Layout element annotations

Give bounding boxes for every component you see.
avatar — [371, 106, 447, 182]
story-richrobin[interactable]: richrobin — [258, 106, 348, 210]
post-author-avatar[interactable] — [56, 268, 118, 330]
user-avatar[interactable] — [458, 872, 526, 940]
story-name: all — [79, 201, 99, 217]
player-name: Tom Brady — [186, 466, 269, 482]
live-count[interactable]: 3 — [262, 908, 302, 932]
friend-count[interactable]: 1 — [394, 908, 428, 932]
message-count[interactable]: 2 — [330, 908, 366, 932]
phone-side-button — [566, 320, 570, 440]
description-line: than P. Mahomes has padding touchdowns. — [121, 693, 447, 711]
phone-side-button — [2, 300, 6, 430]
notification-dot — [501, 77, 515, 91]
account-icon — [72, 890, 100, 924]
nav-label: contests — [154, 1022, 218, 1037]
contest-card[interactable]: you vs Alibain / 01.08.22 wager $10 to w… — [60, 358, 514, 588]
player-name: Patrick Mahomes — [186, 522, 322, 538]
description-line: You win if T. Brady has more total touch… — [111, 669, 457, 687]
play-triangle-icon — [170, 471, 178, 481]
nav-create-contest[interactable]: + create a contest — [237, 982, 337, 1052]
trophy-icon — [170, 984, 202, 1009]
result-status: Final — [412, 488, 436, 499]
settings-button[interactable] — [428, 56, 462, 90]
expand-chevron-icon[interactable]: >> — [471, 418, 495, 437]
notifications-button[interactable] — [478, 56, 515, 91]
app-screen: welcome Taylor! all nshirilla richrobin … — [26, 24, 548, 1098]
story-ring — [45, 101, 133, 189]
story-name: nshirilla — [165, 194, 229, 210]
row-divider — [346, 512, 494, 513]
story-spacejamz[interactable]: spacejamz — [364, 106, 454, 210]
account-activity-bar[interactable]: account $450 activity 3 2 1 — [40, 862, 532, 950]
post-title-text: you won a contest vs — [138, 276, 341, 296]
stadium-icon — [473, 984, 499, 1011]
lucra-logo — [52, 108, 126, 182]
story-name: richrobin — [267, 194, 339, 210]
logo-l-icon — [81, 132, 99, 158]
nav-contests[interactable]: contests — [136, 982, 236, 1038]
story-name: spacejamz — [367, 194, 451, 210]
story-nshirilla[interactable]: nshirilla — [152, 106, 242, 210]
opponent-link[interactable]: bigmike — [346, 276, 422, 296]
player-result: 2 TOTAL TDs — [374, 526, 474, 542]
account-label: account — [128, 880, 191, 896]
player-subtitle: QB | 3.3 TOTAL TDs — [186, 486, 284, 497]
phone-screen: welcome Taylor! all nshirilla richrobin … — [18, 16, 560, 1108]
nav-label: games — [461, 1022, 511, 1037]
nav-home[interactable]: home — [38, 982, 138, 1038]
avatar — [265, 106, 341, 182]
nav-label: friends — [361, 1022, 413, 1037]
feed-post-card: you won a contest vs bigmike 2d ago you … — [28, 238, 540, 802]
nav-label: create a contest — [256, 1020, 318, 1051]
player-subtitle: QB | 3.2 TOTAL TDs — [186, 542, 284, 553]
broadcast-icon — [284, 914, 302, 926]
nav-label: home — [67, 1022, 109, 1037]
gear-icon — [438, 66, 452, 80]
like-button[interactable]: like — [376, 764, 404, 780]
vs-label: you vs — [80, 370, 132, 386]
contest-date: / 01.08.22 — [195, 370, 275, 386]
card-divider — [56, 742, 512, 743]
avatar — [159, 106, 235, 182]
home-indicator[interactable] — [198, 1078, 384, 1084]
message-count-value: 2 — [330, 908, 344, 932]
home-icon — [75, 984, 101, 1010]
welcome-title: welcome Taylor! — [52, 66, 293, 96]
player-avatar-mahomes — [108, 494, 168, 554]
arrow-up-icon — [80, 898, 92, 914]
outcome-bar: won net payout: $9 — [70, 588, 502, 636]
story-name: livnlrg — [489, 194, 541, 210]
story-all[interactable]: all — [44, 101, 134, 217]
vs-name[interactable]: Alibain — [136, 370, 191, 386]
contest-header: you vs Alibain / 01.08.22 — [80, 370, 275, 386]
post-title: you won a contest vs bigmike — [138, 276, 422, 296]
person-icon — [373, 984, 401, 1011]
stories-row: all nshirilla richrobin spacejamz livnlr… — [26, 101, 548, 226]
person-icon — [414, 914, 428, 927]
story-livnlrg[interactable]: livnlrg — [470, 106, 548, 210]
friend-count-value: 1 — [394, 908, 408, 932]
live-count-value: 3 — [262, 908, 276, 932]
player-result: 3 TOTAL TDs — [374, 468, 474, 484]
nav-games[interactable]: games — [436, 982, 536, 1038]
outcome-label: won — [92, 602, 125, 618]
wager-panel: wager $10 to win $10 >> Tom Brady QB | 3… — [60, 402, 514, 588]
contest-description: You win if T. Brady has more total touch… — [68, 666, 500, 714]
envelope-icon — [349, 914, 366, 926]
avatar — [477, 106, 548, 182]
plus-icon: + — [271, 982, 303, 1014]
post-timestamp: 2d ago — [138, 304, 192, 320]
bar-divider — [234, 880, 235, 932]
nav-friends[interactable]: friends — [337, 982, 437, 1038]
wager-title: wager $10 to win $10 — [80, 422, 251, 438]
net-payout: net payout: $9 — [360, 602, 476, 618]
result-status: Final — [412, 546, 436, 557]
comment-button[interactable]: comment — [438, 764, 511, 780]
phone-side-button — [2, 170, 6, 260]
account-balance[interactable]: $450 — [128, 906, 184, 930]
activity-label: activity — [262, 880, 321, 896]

*Goal:* Copy every line of the material above word for word, leaving nothing out and changing nothing.

*Final result:*
Give bounding boxes for every component you see.
avatar — [371, 106, 447, 182]
story-richrobin[interactable]: richrobin — [258, 106, 348, 210]
post-author-avatar[interactable] — [56, 268, 118, 330]
user-avatar[interactable] — [458, 872, 526, 940]
story-name: all — [79, 201, 99, 217]
player-name: Tom Brady — [186, 466, 269, 482]
live-count[interactable]: 3 — [262, 908, 302, 932]
friend-count[interactable]: 1 — [394, 908, 428, 932]
message-count[interactable]: 2 — [330, 908, 366, 932]
phone-side-button — [566, 320, 570, 440]
description-line: than P. Mahomes has padding touchdowns. — [121, 693, 447, 711]
phone-side-button — [2, 300, 6, 430]
notification-dot — [501, 77, 515, 91]
account-icon — [72, 890, 100, 924]
nav-label: contests — [154, 1022, 218, 1037]
contest-card[interactable]: you vs Alibain / 01.08.22 wager $10 to w… — [60, 358, 514, 588]
player-name: Patrick Mahomes — [186, 522, 322, 538]
description-line: You win if T. Brady has more total touch… — [111, 669, 457, 687]
play-triangle-icon — [170, 471, 178, 481]
nav-create-contest[interactable]: + create a contest — [237, 982, 337, 1052]
trophy-icon — [170, 984, 202, 1009]
result-status: Final — [412, 488, 436, 499]
settings-button[interactable] — [428, 56, 462, 90]
expand-chevron-icon[interactable]: >> — [471, 418, 495, 437]
notifications-button[interactable] — [478, 56, 515, 91]
app-screen: welcome Taylor! all nshirilla richrobin … — [26, 24, 548, 1098]
story-ring — [45, 101, 133, 189]
story-name: nshirilla — [165, 194, 229, 210]
row-divider — [346, 512, 494, 513]
story-spacejamz[interactable]: spacejamz — [364, 106, 454, 210]
account-activity-bar[interactable]: account $450 activity 3 2 1 — [40, 862, 532, 950]
post-title-text: you won a contest vs — [138, 276, 341, 296]
stadium-icon — [473, 984, 499, 1011]
lucra-logo — [52, 108, 126, 182]
story-name: richrobin — [267, 194, 339, 210]
logo-l-icon — [81, 132, 99, 158]
nav-contests[interactable]: contests — [136, 982, 236, 1038]
story-name: spacejamz — [367, 194, 451, 210]
story-nshirilla[interactable]: nshirilla — [152, 106, 242, 210]
opponent-link[interactable]: bigmike — [346, 276, 422, 296]
player-result: 2 TOTAL TDs — [374, 526, 474, 542]
account-label: account — [128, 880, 191, 896]
player-subtitle: QB | 3.3 TOTAL TDs — [186, 486, 284, 497]
phone-screen: welcome Taylor! all nshirilla richrobin … — [18, 16, 560, 1108]
nav-label: games — [461, 1022, 511, 1037]
nav-home[interactable]: home — [38, 982, 138, 1038]
avatar — [265, 106, 341, 182]
nav-label: friends — [361, 1022, 413, 1037]
feed-post-card: you won a contest vs bigmike 2d ago you … — [28, 238, 540, 802]
nav-label: create a contest — [256, 1020, 318, 1051]
player-subtitle: QB | 3.2 TOTAL TDs — [186, 542, 284, 553]
broadcast-icon — [284, 914, 302, 926]
nav-label: home — [67, 1022, 109, 1037]
gear-icon — [438, 66, 452, 80]
like-button[interactable]: like — [376, 764, 404, 780]
vs-label: you vs — [80, 370, 132, 386]
contest-date: / 01.08.22 — [195, 370, 275, 386]
card-divider — [56, 742, 512, 743]
avatar — [159, 106, 235, 182]
home-indicator[interactable] — [198, 1078, 384, 1084]
message-count-value: 2 — [330, 908, 344, 932]
home-icon — [75, 984, 101, 1010]
welcome-title: welcome Taylor! — [52, 66, 293, 96]
player-avatar-mahomes — [108, 494, 168, 554]
arrow-up-icon — [80, 898, 92, 914]
outcome-bar: won net payout: $9 — [70, 588, 502, 636]
story-name: livnlrg — [489, 194, 541, 210]
story-all[interactable]: all — [44, 101, 134, 217]
vs-name[interactable]: Alibain — [136, 370, 191, 386]
contest-header: you vs Alibain / 01.08.22 — [80, 370, 275, 386]
post-title: you won a contest vs bigmike — [138, 276, 422, 296]
person-icon — [373, 984, 401, 1011]
stories-row: all nshirilla richrobin spacejamz livnlr… — [26, 101, 548, 226]
person-icon — [414, 914, 428, 927]
story-livnlrg[interactable]: livnlrg — [470, 106, 548, 210]
friend-count-value: 1 — [394, 908, 408, 932]
live-count-value: 3 — [262, 908, 276, 932]
player-result: 3 TOTAL TDs — [374, 468, 474, 484]
nav-games[interactable]: games — [436, 982, 536, 1038]
outcome-label: won — [92, 602, 125, 618]
wager-panel: wager $10 to win $10 >> Tom Brady QB | 3… — [60, 402, 514, 588]
contest-description: You win if T. Brady has more total touch… — [68, 666, 500, 714]
envelope-icon — [349, 914, 366, 926]
avatar — [477, 106, 548, 182]
plus-icon: + — [271, 982, 303, 1014]
post-timestamp: 2d ago — [138, 304, 192, 320]
bar-divider — [234, 880, 235, 932]
nav-friends[interactable]: friends — [337, 982, 437, 1038]
wager-title: wager $10 to win $10 — [80, 422, 251, 438]
net-payout: net payout: $9 — [360, 602, 476, 618]
result-status: Final — [412, 546, 436, 557]
comment-button[interactable]: comment — [438, 764, 511, 780]
phone-side-button — [2, 170, 6, 260]
account-balance[interactable]: $450 — [128, 906, 184, 930]
activity-label: activity — [262, 880, 321, 896]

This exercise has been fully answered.